TAREA PROPUESTA = Indica si cada afirmación concuerda con el fragmento sobre Jesús Alfredo Aguinagalde que aparece más abajo. Contesta sí o no y cita literalmente las palabras del fragmento que lo deciden. 1. Jesús Alfredo tenía 25 años. 2. Su comida favorita era el arroz con pollo. 3. Su hijo mayor tenía siete años.

___ FRAGMENTO DEL DOCUMENTO

El día de la masacre, Jesús Alfredo Aguinagalde González salió temprano de su casa enTumeremo. El destino no quiso que fuera ese día a la mina Atenas, como advirtiendo lo fatal: él y su amigo se quedaron accidentados en la vía al sitio de trabajo, a la altura del terminal.
De inmediato, ambos se regresaron al pueblo para pedir una moto prestada a un señor de confianza que vivía por la casa. “Yo no le presto esa moto a nadie, pero se la voy a prestar porque ustedes van a trabajar“, fueron las últimas palabras que le dirigió su vecino a Jesús Alfredo. Ese día no volvió para la cena a la hora que siempre regresaba, entre las 5:00 y las 5:30 de la tarde.
Unas 12 horas antes de su hora fija de regreso, se levantó de la cama el joven de 25 años. Su último día de vida transcurrió como siempre: Fue a llevar a su hijo mayor, de siete años, al colegio con la parada de siempre para comprar empanadas en el camino, a 500 bolívares cada una. Algunas veces tocaban pastelitos. Luego se devolvió para llevar al más pequeño, de cuatro años, al maternal, y después a su esposa, quien recientemente había conseguido un trabajito en un centro hípico.
“El niño lloraba porque estaba acostumbrado a estar con su mamá todo el tiempo y no quería que se fuera al trabajo”, apuntó un familiar. Sin embargo, ahora la mujer de Jesús Alfredo es el único sostén de la familia, que hasta el día de la masacre había sido de cuatro.
Siempre se llevaba su comida a la mina para tratar de ahorrar un poquito más. Lo que había en la casa es lo que se comía, que la mayoría de las veces era arroz con pollo. Los días de más suerte y los domingos, Jesús Alfredo comía su comida favorita: sopa.
“¡Ándate con cuidado!” le decían sus familiares al veinteañero. Siendo el menor, sus 10 hermanos siempre estaban pendientes de él. “Quédate tranquila, no te preocupes“, le respondió a su mamá desde los 15 años. Ella había muerto dos años antes, pero él seguía repitiendo la misma frase a su familia desde que se inició en el negocio de la minería. Hasta el cuarto año le interesaron los estudios. Luego, llegaron las cuentas por pagar.

______
___ DATOS SIN PROCESAR

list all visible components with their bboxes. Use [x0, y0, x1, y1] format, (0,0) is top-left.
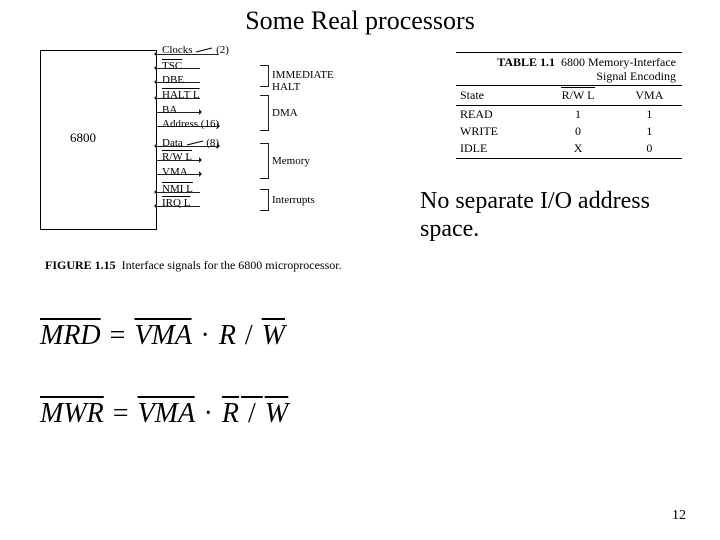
grp-immediate-halt: IMMEDIATE HALT [272, 69, 360, 93]
table-row: WRITE01 [456, 123, 682, 140]
equation-mrd: MRD = VMA · R / W [40, 320, 285, 352]
chip-box [40, 50, 157, 230]
page-number: 12 [672, 508, 686, 524]
table-row: IDLEX0 [456, 140, 682, 159]
th-rw: R/W L [539, 86, 616, 106]
slide-title: Some Real processors [0, 6, 720, 36]
table-row: READ11 [456, 106, 682, 124]
sig-irq: IRQ L [162, 197, 190, 209]
sig-rw: R/W L [162, 151, 192, 163]
grp-interrupts: Interrupts [272, 194, 315, 206]
sig-clocks: Clocks (2) [162, 44, 229, 56]
figure-6800-signals: 6800 Clocks (2) TSC DBE IMMEDIATE HALT H… [40, 38, 360, 253]
sig-dbe: DBE [162, 74, 184, 86]
sig-address: Address (16) [162, 118, 219, 130]
sig-ba: BA [162, 104, 177, 116]
sig-vma: VMA [162, 166, 188, 178]
sig-halt: HALT L [162, 89, 200, 101]
grp-memory: Memory [272, 155, 310, 167]
equation-mwr: MWR = VMA · R / W [40, 398, 288, 430]
chip-label: 6800 [70, 130, 96, 146]
sig-data: Data (8) [162, 137, 219, 149]
th-vma: VMA [617, 86, 682, 106]
sig-nmi: NMI L [162, 183, 193, 195]
th-state: State [456, 86, 539, 106]
grp-dma: DMA [272, 107, 298, 119]
figure-caption: FIGURE 1.15 Interface signals for the 68… [45, 258, 342, 273]
table-1-1: TABLE 1.1 6800 Memory-Interface Signal E… [456, 52, 682, 159]
note-text: No separate I/O address space. [420, 187, 680, 243]
sig-tsc: TSC [162, 60, 182, 72]
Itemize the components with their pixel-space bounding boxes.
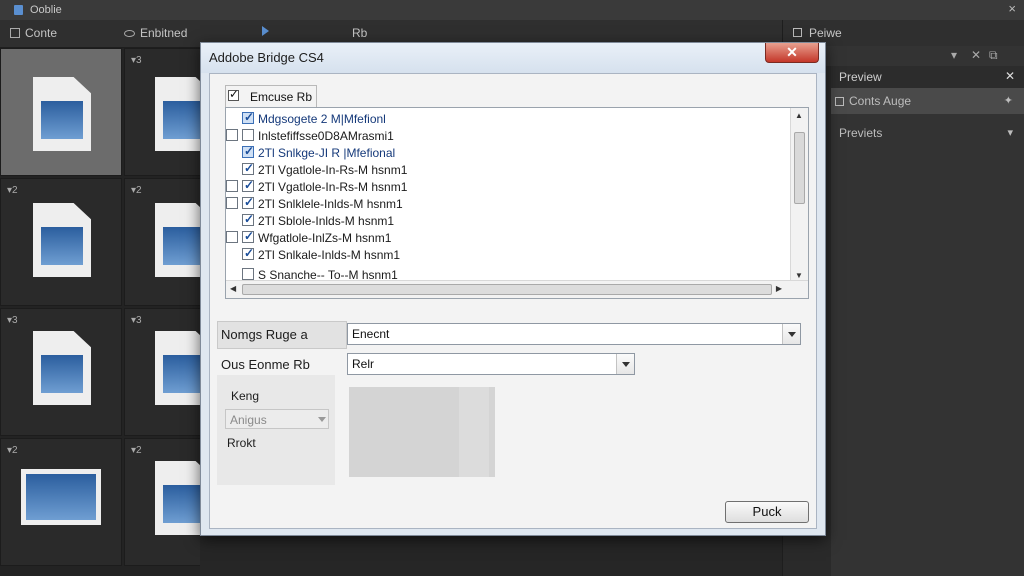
pin-icon[interactable]: ✦ bbox=[1004, 94, 1013, 107]
list-item-checkbox[interactable] bbox=[226, 231, 238, 243]
document-icon bbox=[33, 77, 91, 151]
chevron-down-icon bbox=[318, 417, 326, 422]
content-icon bbox=[10, 28, 20, 38]
close-icon[interactable]: ✕ bbox=[1005, 69, 1015, 83]
list-item[interactable]: 2Tl Snlkge-JI R |Mfefional bbox=[226, 144, 790, 161]
push-button[interactable]: Puck bbox=[725, 501, 809, 523]
list-item[interactable]: Mdgsogete 2 M|Mfefionl bbox=[226, 110, 790, 127]
square-icon bbox=[835, 97, 844, 106]
close-icon[interactable]: ✕ bbox=[971, 48, 981, 62]
toolbar-item-play[interactable] bbox=[262, 26, 269, 36]
list-item-checkbox[interactable] bbox=[226, 197, 238, 209]
dialog-title: Addobe Bridge CS4 bbox=[209, 50, 324, 65]
toolbar-item-content[interactable]: Conte bbox=[10, 26, 57, 40]
panel-row-previews[interactable]: Previets ▾ bbox=[831, 120, 1024, 146]
section-label-2: Rrokt bbox=[227, 436, 256, 450]
scroll-left-icon[interactable]: ◀ bbox=[230, 284, 236, 293]
thumbnail-cell[interactable]: ▾3 bbox=[0, 308, 122, 436]
thumbnail-grid: ▾3 ▾2 ▾2 ▾3 ▾3 ▾2 ▾2 bbox=[0, 48, 246, 576]
list-item[interactable]: 2Tl Snlklele-Inlds-M hsnm1 bbox=[226, 195, 790, 212]
app-close-icon[interactable]: × bbox=[1008, 1, 1016, 16]
section-label: Keng bbox=[231, 389, 260, 403]
list-item[interactable]: 2Tl Vgatlole-In-Rs-M hsnm1 bbox=[226, 161, 790, 178]
list-item-checkbox[interactable] bbox=[242, 229, 254, 243]
disabled-combo: Anigus bbox=[225, 409, 329, 429]
chevron-down-icon[interactable] bbox=[616, 354, 634, 374]
vertical-scrollbar[interactable]: ▲ ▼ bbox=[790, 108, 808, 282]
app-title: Ooblie bbox=[30, 4, 62, 16]
toolbar-item-rb[interactable]: Rb bbox=[352, 26, 367, 40]
list-item[interactable]: 2Tl Sblole-Inlds-M hsnm1 bbox=[226, 212, 790, 229]
field2-label: Ous Eonme Rb bbox=[221, 357, 310, 372]
preview-image bbox=[349, 387, 495, 477]
copy-icon[interactable]: ⧉ bbox=[989, 48, 998, 63]
app-titlebar: Ooblie × bbox=[0, 0, 1024, 20]
list-item-checkbox[interactable] bbox=[242, 129, 254, 141]
list-item-checkbox[interactable] bbox=[242, 144, 254, 158]
dropdown-icon[interactable]: ▾ bbox=[951, 48, 957, 62]
field2-combo[interactable]: Relr bbox=[347, 353, 635, 375]
list-item-checkbox[interactable] bbox=[242, 110, 254, 124]
chevron-down-icon[interactable]: ▾ bbox=[1007, 126, 1013, 139]
thumbnail-cell[interactable]: ▾2 bbox=[0, 178, 122, 306]
scroll-up-icon[interactable]: ▲ bbox=[795, 111, 803, 120]
tab-checkbox[interactable] bbox=[228, 87, 239, 101]
list-item-checkbox[interactable] bbox=[242, 161, 254, 175]
app-logo-icon bbox=[14, 5, 23, 15]
list-item-checkbox[interactable] bbox=[242, 195, 254, 209]
document-icon bbox=[33, 331, 91, 405]
list-item-checkbox[interactable] bbox=[226, 180, 238, 192]
document-icon bbox=[33, 203, 91, 277]
panel-row-contents[interactable]: Conts Auge ✦ bbox=[831, 88, 1024, 114]
image-icon bbox=[21, 469, 101, 525]
list-item[interactable]: 2Tl Vgatlole-In-Rs-M hsnm1 bbox=[226, 178, 790, 195]
toolbar-item-embedded[interactable]: Enbitned bbox=[124, 26, 187, 40]
list-item-checkbox[interactable] bbox=[242, 212, 254, 226]
list-item-checkbox[interactable] bbox=[242, 246, 254, 260]
chevron-down-icon[interactable] bbox=[782, 324, 800, 344]
list-item[interactable]: Inlstefiffsse0D8AMrasmi1 bbox=[226, 127, 790, 144]
eye-icon bbox=[124, 29, 135, 37]
list-item-checkbox[interactable] bbox=[242, 178, 254, 192]
preview-panel-header: Preview ✕ bbox=[831, 66, 1024, 88]
list-item-checkbox[interactable] bbox=[226, 129, 238, 141]
horizontal-scrollbar[interactable]: ◀ ▶ bbox=[226, 280, 808, 298]
thumbnail-cell[interactable]: ▾2 bbox=[0, 438, 122, 566]
thumbnail-cell[interactable] bbox=[0, 48, 122, 176]
field1-label: Nomgs Ruge a bbox=[221, 327, 308, 342]
dialog-titlebar: Addobe Bridge CS4 ✕ bbox=[201, 43, 825, 73]
scroll-down-icon[interactable]: ▼ bbox=[795, 271, 803, 280]
list-item[interactable]: Wfgatlole-InlZs-M hsnm1 bbox=[226, 229, 790, 246]
play-icon bbox=[262, 26, 269, 36]
scrollbar-thumb[interactable] bbox=[794, 132, 805, 204]
tab-general[interactable]: Emcuse Rb bbox=[225, 85, 317, 107]
scrollbar-thumb[interactable] bbox=[242, 284, 772, 295]
panel-icon bbox=[793, 28, 802, 37]
list-item[interactable]: 2Tl Snlkale-Inlds-M hsnm1 bbox=[226, 246, 790, 263]
dialog-window: Addobe Bridge CS4 ✕ Emcuse Rb Mdgsogete … bbox=[200, 42, 826, 536]
field1-combo[interactable]: Enecnt bbox=[347, 323, 801, 345]
file-list[interactable]: Mdgsogete 2 M|Mfefionl Inlstefiffsse0D8A… bbox=[225, 107, 809, 299]
scroll-right-icon[interactable]: ▶ bbox=[776, 284, 782, 293]
list-item-checkbox[interactable] bbox=[242, 268, 254, 280]
dialog-close-button[interactable]: ✕ bbox=[765, 43, 819, 63]
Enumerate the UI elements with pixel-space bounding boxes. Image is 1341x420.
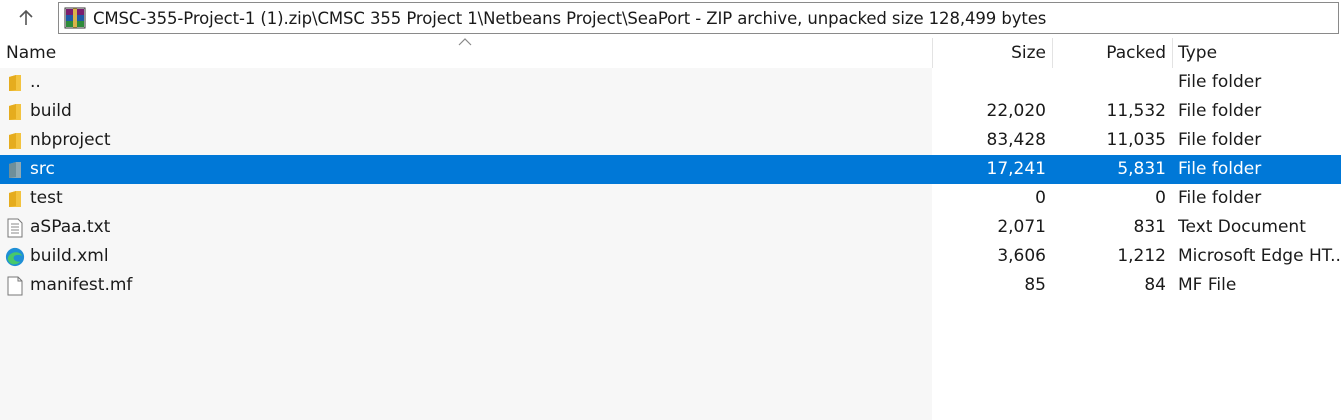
file-packed-size: 11,532	[1106, 101, 1166, 121]
file-size: 3,606	[997, 246, 1046, 266]
file-packed-size: 84	[1144, 275, 1166, 295]
sort-ascending-icon	[458, 38, 472, 46]
file-packed-size: 1,212	[1117, 246, 1166, 266]
file-row-parent[interactable]: .. File folder	[0, 68, 1341, 97]
file-row-manifest-mf[interactable]: manifest.mf 85 84 MF File	[0, 271, 1341, 300]
file-name: manifest.mf	[30, 275, 133, 295]
file-row-nbproject[interactable]: nbproject 83,428 11,035 File folder	[0, 126, 1341, 155]
file-row-test[interactable]: test 0 0 File folder	[0, 184, 1341, 213]
file-name: src	[30, 159, 55, 179]
address-field[interactable]: CMSC-355-Project-1 (1).zip\CMSC 355 Proj…	[58, 2, 1339, 34]
arrow-up-icon	[19, 9, 33, 25]
file-size: 17,241	[986, 159, 1046, 179]
file-row-build[interactable]: build 22,020 11,532 File folder	[0, 97, 1341, 126]
address-bar-row: CMSC-355-Project-1 (1).zip\CMSC 355 Proj…	[0, 0, 1341, 38]
file-row-build-xml[interactable]: build.xml 3,606 1,212 Microsoft Edge HT.…	[0, 242, 1341, 271]
file-size: 2,071	[997, 217, 1046, 237]
folder-icon	[5, 68, 25, 97]
column-header-packed[interactable]: Packed	[1106, 38, 1166, 68]
file-packed-size: 11,035	[1106, 130, 1166, 150]
file-row-aspaa-txt[interactable]: aSPaa.txt 2,071 831 Text Document	[0, 213, 1341, 242]
archive-path-text: CMSC-355-Project-1 (1).zip\CMSC 355 Proj…	[93, 8, 1047, 28]
folder-icon	[5, 184, 25, 213]
column-header-size[interactable]: Size	[1011, 38, 1046, 68]
file-name: ..	[30, 72, 41, 92]
folder-icon	[5, 155, 25, 184]
file-size: 0	[1035, 188, 1046, 208]
file-type: File folder	[1178, 188, 1262, 208]
file-rows: .. File folder build 22,020 11,532 File …	[0, 68, 1341, 300]
edge-icon	[5, 242, 25, 271]
column-divider[interactable]	[932, 38, 933, 68]
file-packed-size: 5,831	[1117, 159, 1166, 179]
file-size: 85	[1024, 275, 1046, 295]
file-name: build	[30, 101, 72, 121]
folder-icon	[5, 126, 25, 155]
file-type: File folder	[1178, 159, 1262, 179]
folder-icon	[5, 97, 25, 126]
blank-file-icon	[5, 271, 25, 300]
up-one-level-button[interactable]	[0, 0, 52, 36]
file-size: 22,020	[986, 101, 1046, 121]
file-type: MF File	[1178, 275, 1237, 295]
file-type: File folder	[1178, 101, 1262, 121]
file-list[interactable]: Name Size Packed Type .. File folder bui…	[0, 38, 1341, 420]
file-type: File folder	[1178, 130, 1262, 150]
column-header-name[interactable]: Name	[6, 38, 56, 68]
column-divider[interactable]	[1172, 38, 1173, 68]
file-row-src-selected[interactable]: src 17,241 5,831 File folder	[0, 155, 1341, 184]
file-type: File folder	[1178, 72, 1262, 92]
file-type: Microsoft Edge HT...	[1178, 246, 1341, 266]
file-type: Text Document	[1178, 217, 1306, 237]
file-size: 83,428	[986, 130, 1046, 150]
file-name: nbproject	[30, 130, 111, 150]
winrar-archive-icon	[64, 7, 86, 29]
column-header-type[interactable]: Type	[1178, 38, 1217, 68]
text-document-icon	[5, 213, 25, 242]
file-packed-size: 0	[1155, 188, 1166, 208]
column-divider[interactable]	[1052, 38, 1053, 68]
file-name: aSPaa.txt	[30, 217, 111, 237]
file-packed-size: 831	[1133, 217, 1166, 237]
file-name: test	[30, 188, 63, 208]
file-name: build.xml	[30, 246, 109, 266]
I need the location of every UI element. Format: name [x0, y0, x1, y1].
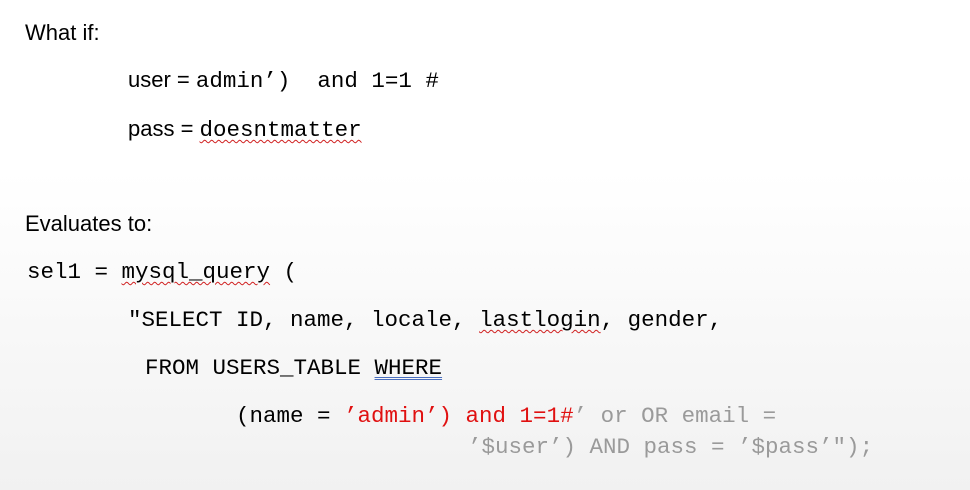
- pass-input-line: pass = doesntmatter: [128, 116, 362, 143]
- user-input-line: user = admin’) and 1=1 #: [128, 67, 439, 94]
- commented-out-text: ’ or OR email =: [573, 403, 777, 429]
- select-line: "SELECT ID, name, locale, lastlogin, gen…: [128, 307, 722, 333]
- pass-value: doesntmatter: [199, 117, 362, 143]
- query-function: mysql_query: [121, 259, 271, 285]
- what-if-heading: What if:: [25, 20, 100, 45]
- slide: { "intro": "What if:", "user_line": { "l…: [0, 0, 970, 490]
- pass-label: pass =: [128, 116, 200, 141]
- from-text: FROM USERS_TABLE: [145, 355, 375, 381]
- user-label: user =: [128, 67, 196, 92]
- query-variable: sel1 =: [27, 259, 122, 285]
- where-keyword: WHERE: [374, 355, 443, 381]
- select-start: "SELECT ID, name, locale,: [128, 307, 480, 333]
- condition-prefix: (name =: [236, 403, 345, 429]
- query-call-line: sel1 = mysql_query (: [27, 259, 297, 285]
- user-value: admin’) and 1=1 #: [195, 68, 439, 94]
- injected-payload: ’admin’) and 1=1#: [344, 403, 574, 429]
- evaluates-heading: Evaluates to:: [25, 211, 153, 236]
- from-line: FROM USERS_TABLE WHERE: [145, 355, 442, 381]
- select-end: , gender,: [600, 307, 723, 333]
- condition-line: (name = ’admin’) and 1=1#’ or OR email =: [236, 403, 776, 429]
- query-open-paren: (: [270, 259, 298, 285]
- condition-continuation: ’$user’) AND pass = ’$pass’");: [468, 434, 874, 460]
- select-lastlogin: lastlogin: [479, 307, 601, 333]
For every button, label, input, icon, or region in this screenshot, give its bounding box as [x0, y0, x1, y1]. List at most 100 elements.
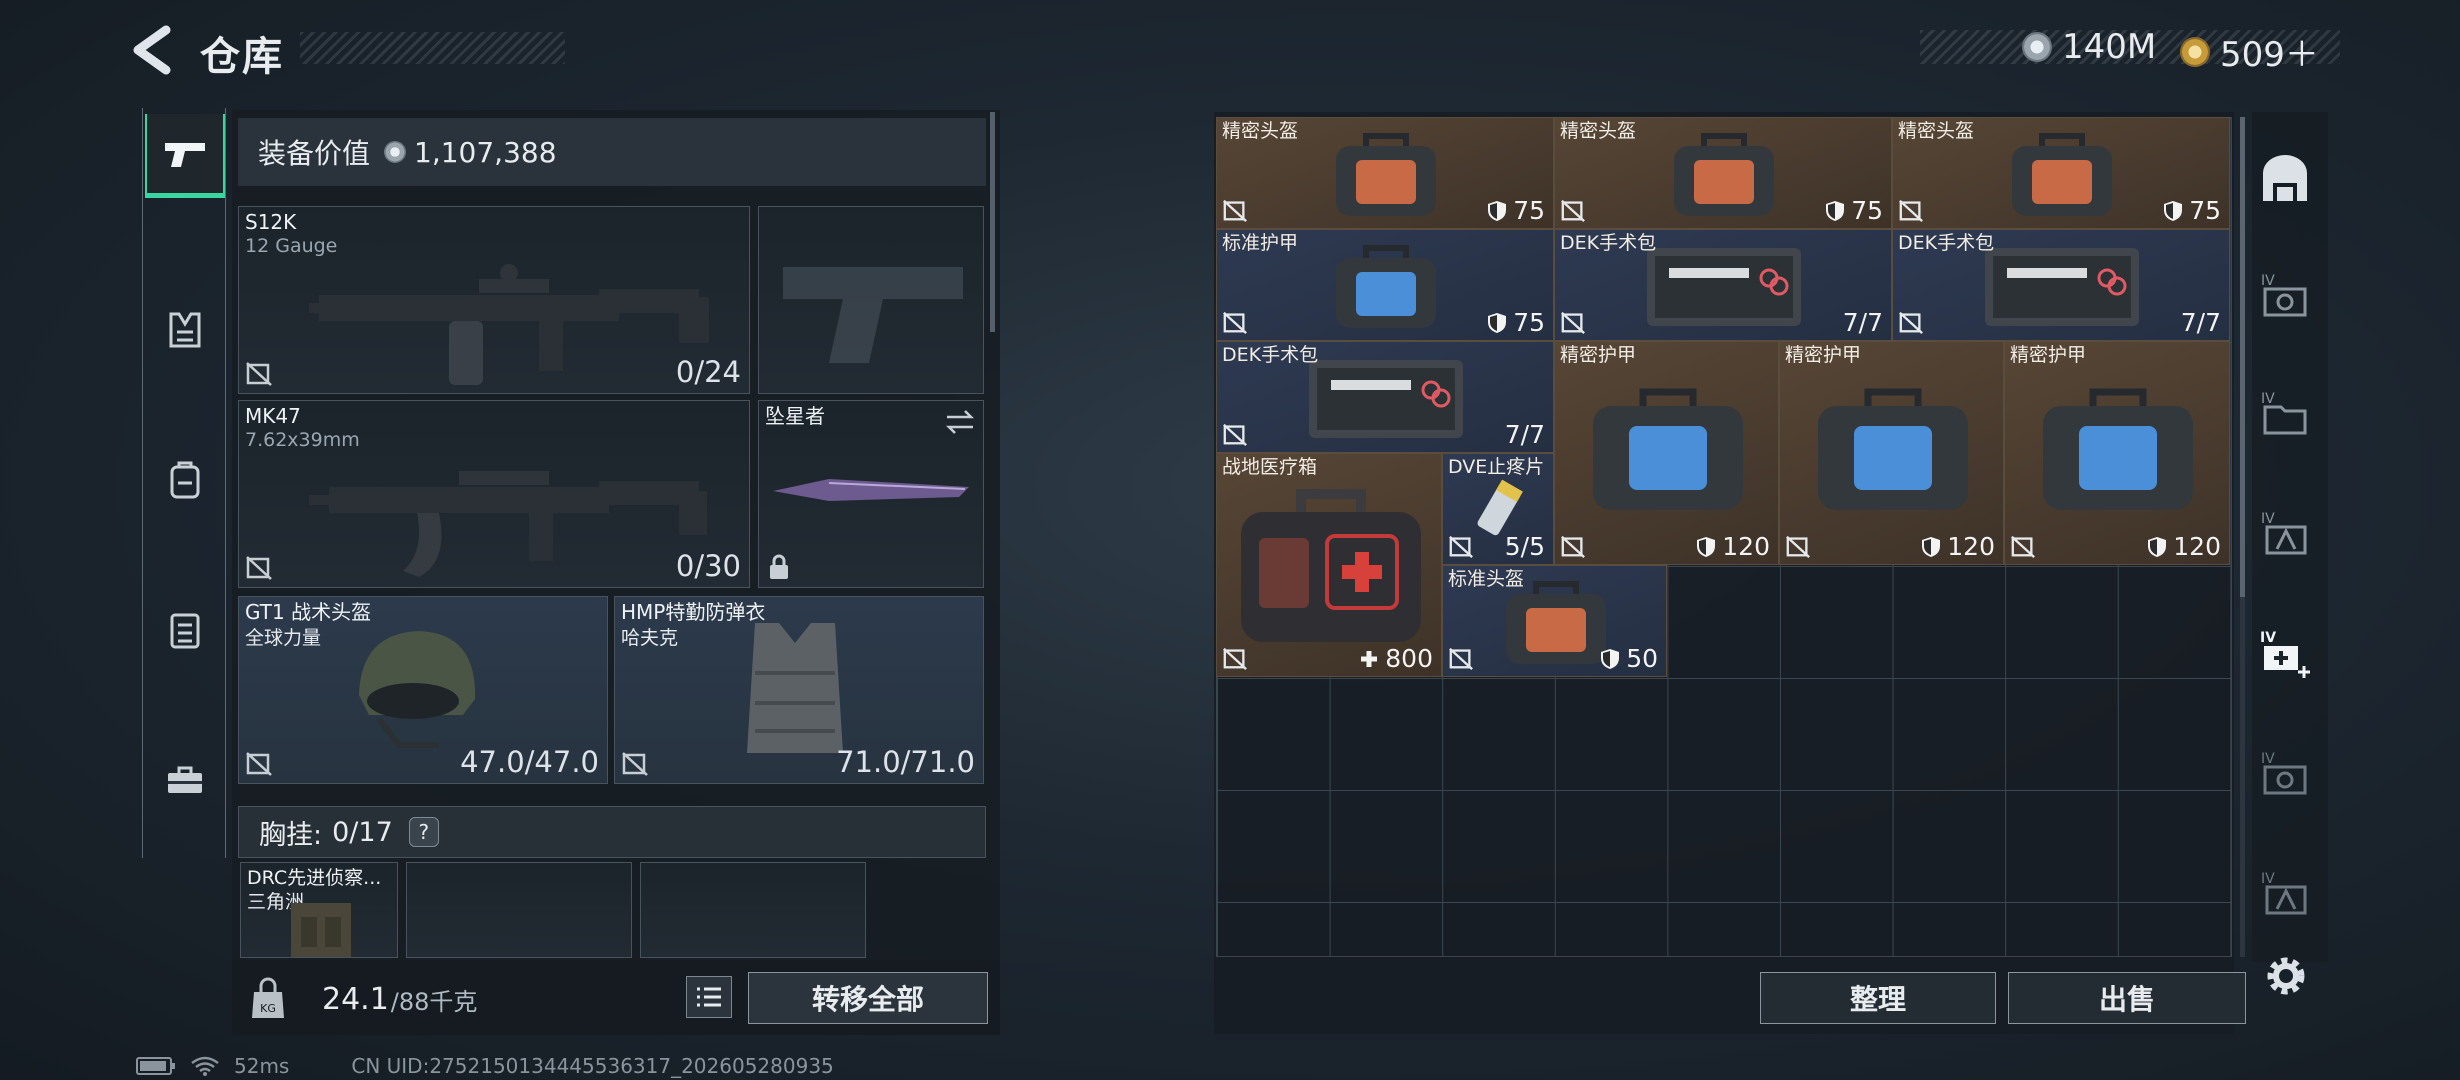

______

SOLUCIÓN DEL EJERCICIO =
1. Sí: «el joven de 25 años».
2. No: «Jesús Alfredo comía su comida favorita: sopa».
3. Sí: «a su hijo mayor, de siete años».